__Data extract__.
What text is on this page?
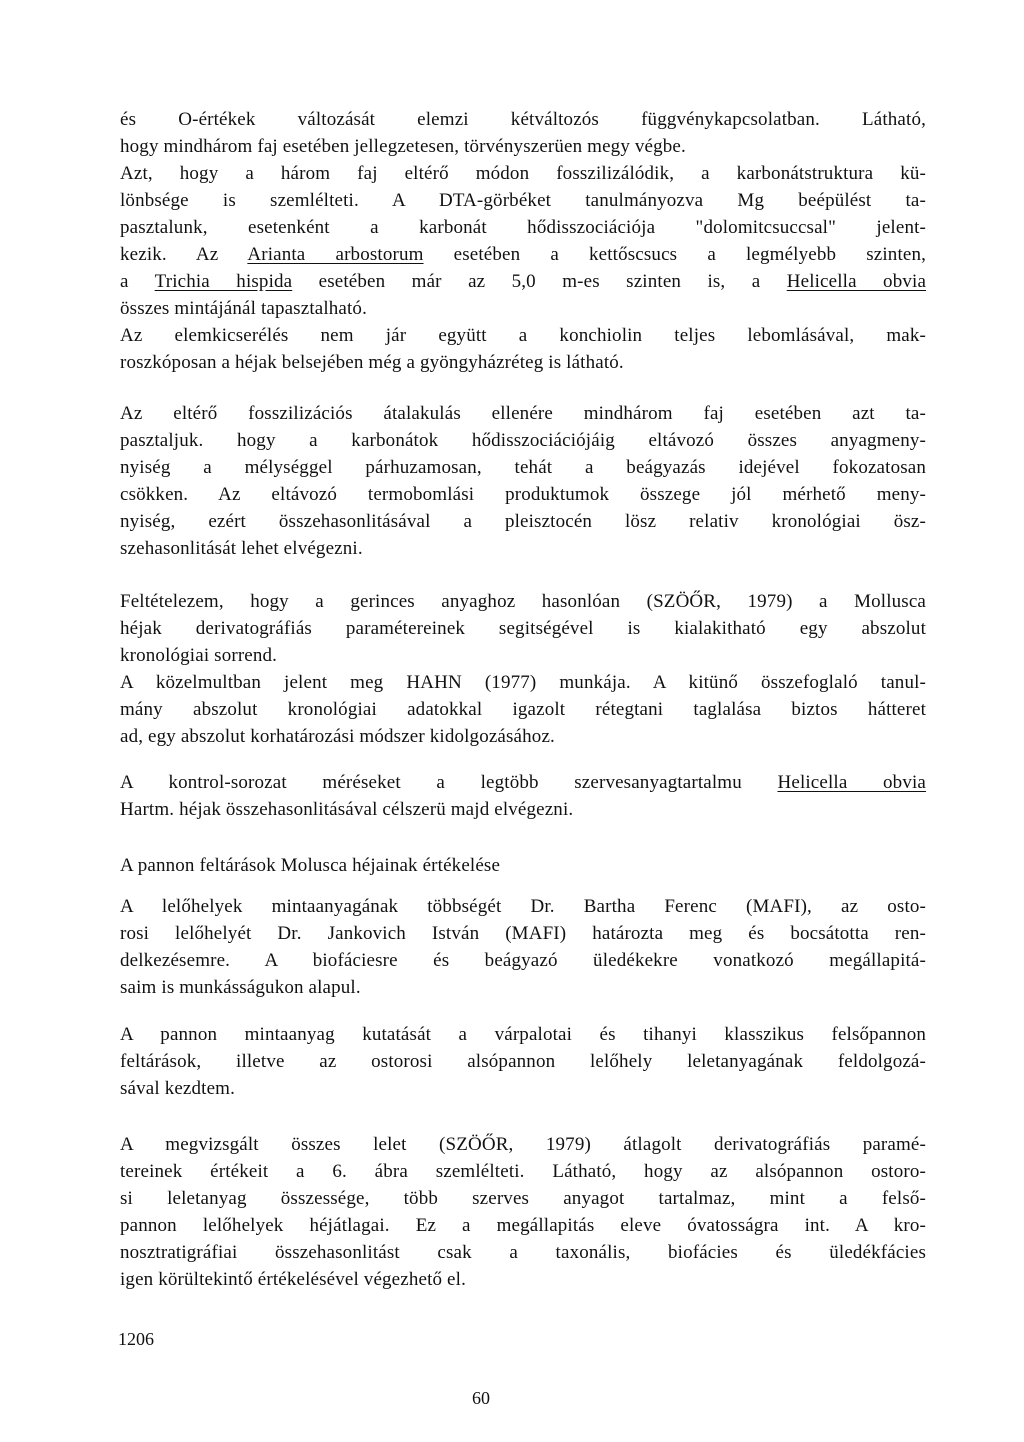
és O-értékek változását elemzi kétváltozós függvénykapcsolatban. Látható,
hogy mindhárom faj esetében jellegzetesen, törvényszerüen megy végbe.
Azt, hogy a három faj eltérő módon fosszilizálódik, a karbonátstruktura kü-
lönbsége is szemlélteti. A DTA-görbéket tanulmányozva Mg beépülést ta-
pasztalunk, esetenként a karbonát hődisszociációja "dolomitcsuccsal" jelent-
kezik. Az Arianta arbostorum esetében a kettőscsucs a legmélyebb szinten,
a Trichia hispida esetében már az 5,0 m-es szinten is, a Helicella obvia
összes mintájánál tapasztalható.
Az elemkicserélés nem jár együtt a konchiolin teljes lebomlásával, mak-
roszkóposan a héjak belsejében még a gyöngyházréteg is látható.
Az eltérő fosszilizációs átalakulás ellenére mindhárom faj esetében azt ta-
pasztaljuk. hogy a karbonátok hődisszociációjáig eltávozó összes anyagmeny-
nyiség a mélységgel párhuzamosan, tehát a beágyazás idejével fokozatosan
csökken. Az eltávozó termobomlási produktumok összege jól mérhető meny-
nyiség, ezért összehasonlitásával a pleisztocén lösz relativ kronológiai ösz-
szehasonlitását lehet elvégezni.
Feltételezem, hogy a gerinces anyaghoz hasonlóan (SZÖŐR, 1979) a Mollusca
héjak derivatográfiás paramétereinek segitségével is kialakitható egy abszolut
kronológiai sorrend.
A közelmultban jelent meg HAHN (1977) munkája. A kitünő összefoglaló tanul-
mány abszolut kronológiai adatokkal igazolt rétegtani taglalása biztos hátteret
ad, egy abszolut korhatározási módszer kidolgozásához.
A kontrol-sorozat méréseket a legtöbb szervesanyagtartalmu Helicella obvia
Hartm. héjak összehasonlitásával célszerü majd elvégezni.
A pannon feltárások Molusca héjainak értékelése
A lelőhelyek mintaanyagának többségét Dr. Bartha Ferenc (MAFI), az osto-
rosi lelőhelyét Dr. Jankovich István (MAFI) határozta meg és bocsátotta ren-
delkezésemre. A biofáciesre és beágyazó üledékekre vonatkozó megállapitá-
saim is munkásságukon alapul.
A pannon mintaanyag kutatását a várpalotai és tihanyi klasszikus felsőpannon
feltárások, illetve az ostorosi alsópannon lelőhely leletanyagának feldolgozá-
sával kezdtem.
A megvizsgált összes lelet (SZÖŐR, 1979) átlagolt derivatográfiás paramé-
tereinek értékeit a 6. ábra szemlélteti. Látható, hogy az alsópannon ostoro-
si leletanyag összessége, több szerves anyagot tartalmaz, mint a felső-
pannon lelőhelyek héjátlagai. Ez a megállapitás eleve óvatosságra int. A kro-
nosztratigráfiai összehasonlitást csak a taxonális, biofácies és üledékfácies
igen körültekintő értékelésével végezhető el.
1206
60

__The exercise__. All the material shown above is to be copied exactly, with no pictures carried over.

__Output of the task__.
What text is on this page?
és O-értékek változását elemzi kétváltozós függvénykapcsolatban. Látható,
hogy mindhárom faj esetében jellegzetesen, törvényszerüen megy végbe.
Azt, hogy a három faj eltérő módon fosszilizálódik, a karbonátstruktura kü-
lönbsége is szemlélteti. A DTA-görbéket tanulmányozva Mg beépülést ta-
pasztalunk, esetenként a karbonát hődisszociációja "dolomitcsuccsal" jelent-
kezik. Az Arianta arbostorum esetében a kettőscsucs a legmélyebb szinten,
a Trichia hispida esetében már az 5,0 m-es szinten is, a Helicella obvia
összes mintájánál tapasztalható.
Az elemkicserélés nem jár együtt a konchiolin teljes lebomlásával, mak-
roszkóposan a héjak belsejében még a gyöngyházréteg is látható.
Az eltérő fosszilizációs átalakulás ellenére mindhárom faj esetében azt ta-
pasztaljuk. hogy a karbonátok hődisszociációjáig eltávozó összes anyagmeny-
nyiség a mélységgel párhuzamosan, tehát a beágyazás idejével fokozatosan
csökken. Az eltávozó termobomlási produktumok összege jól mérhető meny-
nyiség, ezért összehasonlitásával a pleisztocén lösz relativ kronológiai ösz-
szehasonlitását lehet elvégezni.
Feltételezem, hogy a gerinces anyaghoz hasonlóan (SZÖŐR, 1979) a Mollusca
héjak derivatográfiás paramétereinek segitségével is kialakitható egy abszolut
kronológiai sorrend.
A közelmultban jelent meg HAHN (1977) munkája. A kitünő összefoglaló tanul-
mány abszolut kronológiai adatokkal igazolt rétegtani taglalása biztos hátteret
ad, egy abszolut korhatározási módszer kidolgozásához.
A kontrol-sorozat méréseket a legtöbb szervesanyagtartalmu Helicella obvia
Hartm. héjak összehasonlitásával célszerü majd elvégezni.
A pannon feltárások Molusca héjainak értékelése
A lelőhelyek mintaanyagának többségét Dr. Bartha Ferenc (MAFI), az osto-
rosi lelőhelyét Dr. Jankovich István (MAFI) határozta meg és bocsátotta ren-
delkezésemre. A biofáciesre és beágyazó üledékekre vonatkozó megállapitá-
saim is munkásságukon alapul.
A pannon mintaanyag kutatását a várpalotai és tihanyi klasszikus felsőpannon
feltárások, illetve az ostorosi alsópannon lelőhely leletanyagának feldolgozá-
sával kezdtem.
A megvizsgált összes lelet (SZÖŐR, 1979) átlagolt derivatográfiás paramé-
tereinek értékeit a 6. ábra szemlélteti. Látható, hogy az alsópannon ostoro-
si leletanyag összessége, több szerves anyagot tartalmaz, mint a felső-
pannon lelőhelyek héjátlagai. Ez a megállapitás eleve óvatosságra int. A kro-
nosztratigráfiai összehasonlitást csak a taxonális, biofácies és üledékfácies
igen körültekintő értékelésével végezhető el.
1206
60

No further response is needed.